▶ **Instructions to follow**:
Make an exact copy of the records, with the pictures left out.
------------
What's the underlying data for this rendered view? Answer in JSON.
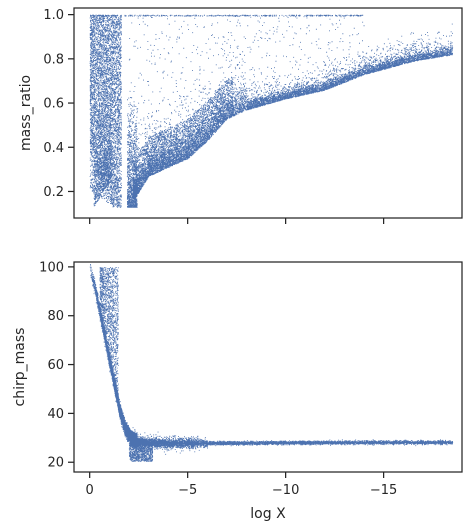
{
  "figure": {
    "xlabel": "log X"
  },
  "chart_data": [
    {
      "type": "scatter",
      "panel": "top",
      "ylabel": "mass_ratio",
      "xlabel": "",
      "x_axis": "inverted",
      "xlim": [
        0.8,
        -19.0
      ],
      "ylim": [
        0.08,
        1.03
      ],
      "xticks": [
        0,
        -5,
        -10,
        -15
      ],
      "xtick_labels_visible": false,
      "yticks": [
        0.2,
        0.4,
        0.6,
        0.8,
        1.0
      ],
      "ytick_labels": [
        "0.2",
        "0.4",
        "0.6",
        "0.8",
        "1.0"
      ],
      "marker_color": "#4c72b0",
      "grid": false,
      "structure": {
        "left_band_x": [
          0.0,
          -1.6
        ],
        "left_band_y": [
          0.13,
          1.0
        ],
        "main_branch": [
          [
            -2.3,
            0.17
          ],
          [
            -3.0,
            0.27
          ],
          [
            -4.0,
            0.31
          ],
          [
            -5.0,
            0.35
          ],
          [
            -6.0,
            0.43
          ],
          [
            -7.0,
            0.53
          ],
          [
            -8.0,
            0.57
          ],
          [
            -10.0,
            0.62
          ],
          [
            -12.0,
            0.66
          ],
          [
            -14.0,
            0.73
          ],
          [
            -16.5,
            0.79
          ],
          [
            -18.5,
            0.82
          ]
        ],
        "scattered_sparse_region": "x from -2 to -14, y 0.4 to 1.0"
      }
    },
    {
      "type": "scatter",
      "panel": "bottom",
      "ylabel": "chirp_mass",
      "xlabel": "log X",
      "x_axis": "inverted",
      "xlim": [
        0.8,
        -19.0
      ],
      "ylim": [
        16,
        102
      ],
      "xticks": [
        0,
        -5,
        -10,
        -15
      ],
      "xtick_labels": [
        "0",
        "−5",
        "−10",
        "−15"
      ],
      "yticks": [
        20,
        40,
        60,
        80,
        100
      ],
      "ytick_labels": [
        "20",
        "40",
        "60",
        "80",
        "100"
      ],
      "marker_color": "#4c72b0",
      "grid": false,
      "structure": {
        "main_curve": [
          [
            0.0,
            100
          ],
          [
            -0.3,
            90
          ],
          [
            -0.6,
            78
          ],
          [
            -0.9,
            66
          ],
          [
            -1.2,
            54
          ],
          [
            -1.5,
            42
          ],
          [
            -1.8,
            34
          ],
          [
            -2.1,
            30
          ],
          [
            -2.5,
            28.5
          ],
          [
            -4.0,
            27.8
          ],
          [
            -8.0,
            28.0
          ],
          [
            -12.0,
            28.2
          ],
          [
            -18.5,
            28.3
          ]
        ],
        "upper_scatter_x": [
          -0.5,
          -1.4
        ],
        "upper_scatter_y": [
          40,
          100
        ],
        "low_cluster": [
          -2.3,
          21
        ]
      }
    }
  ]
}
------------
▶ **Response to the exercise**:
What's the underlying data for this rendered view? Answer in JSON.
{
  "figure": {
    "xlabel": "log X"
  },
  "chart_data": [
    {
      "type": "scatter",
      "panel": "top",
      "ylabel": "mass_ratio",
      "xlabel": "",
      "x_axis": "inverted",
      "xlim": [
        0.8,
        -19.0
      ],
      "ylim": [
        0.08,
        1.03
      ],
      "xticks": [
        0,
        -5,
        -10,
        -15
      ],
      "xtick_labels_visible": false,
      "yticks": [
        0.2,
        0.4,
        0.6,
        0.8,
        1.0
      ],
      "ytick_labels": [
        "0.2",
        "0.4",
        "0.6",
        "0.8",
        "1.0"
      ],
      "marker_color": "#4c72b0",
      "grid": false,
      "structure": {
        "left_band_x": [
          0.0,
          -1.6
        ],
        "left_band_y": [
          0.13,
          1.0
        ],
        "main_branch": [
          [
            -2.3,
            0.17
          ],
          [
            -3.0,
            0.27
          ],
          [
            -4.0,
            0.31
          ],
          [
            -5.0,
            0.35
          ],
          [
            -6.0,
            0.43
          ],
          [
            -7.0,
            0.53
          ],
          [
            -8.0,
            0.57
          ],
          [
            -10.0,
            0.62
          ],
          [
            -12.0,
            0.66
          ],
          [
            -14.0,
            0.73
          ],
          [
            -16.5,
            0.79
          ],
          [
            -18.5,
            0.82
          ]
        ],
        "scattered_sparse_region": "x from -2 to -14, y 0.4 to 1.0"
      }
    },
    {
      "type": "scatter",
      "panel": "bottom",
      "ylabel": "chirp_mass",
      "xlabel": "log X",
      "x_axis": "inverted",
      "xlim": [
        0.8,
        -19.0
      ],
      "ylim": [
        16,
        102
      ],
      "xticks": [
        0,
        -5,
        -10,
        -15
      ],
      "xtick_labels": [
        "0",
        "−5",
        "−10",
        "−15"
      ],
      "yticks": [
        20,
        40,
        60,
        80,
        100
      ],
      "ytick_labels": [
        "20",
        "40",
        "60",
        "80",
        "100"
      ],
      "marker_color": "#4c72b0",
      "grid": false,
      "structure": {
        "main_curve": [
          [
            0.0,
            100
          ],
          [
            -0.3,
            90
          ],
          [
            -0.6,
            78
          ],
          [
            -0.9,
            66
          ],
          [
            -1.2,
            54
          ],
          [
            -1.5,
            42
          ],
          [
            -1.8,
            34
          ],
          [
            -2.1,
            30
          ],
          [
            -2.5,
            28.5
          ],
          [
            -4.0,
            27.8
          ],
          [
            -8.0,
            28.0
          ],
          [
            -12.0,
            28.2
          ],
          [
            -18.5,
            28.3
          ]
        ],
        "upper_scatter_x": [
          -0.5,
          -1.4
        ],
        "upper_scatter_y": [
          40,
          100
        ],
        "low_cluster": [
          -2.3,
          21
        ]
      }
    }
  ]
}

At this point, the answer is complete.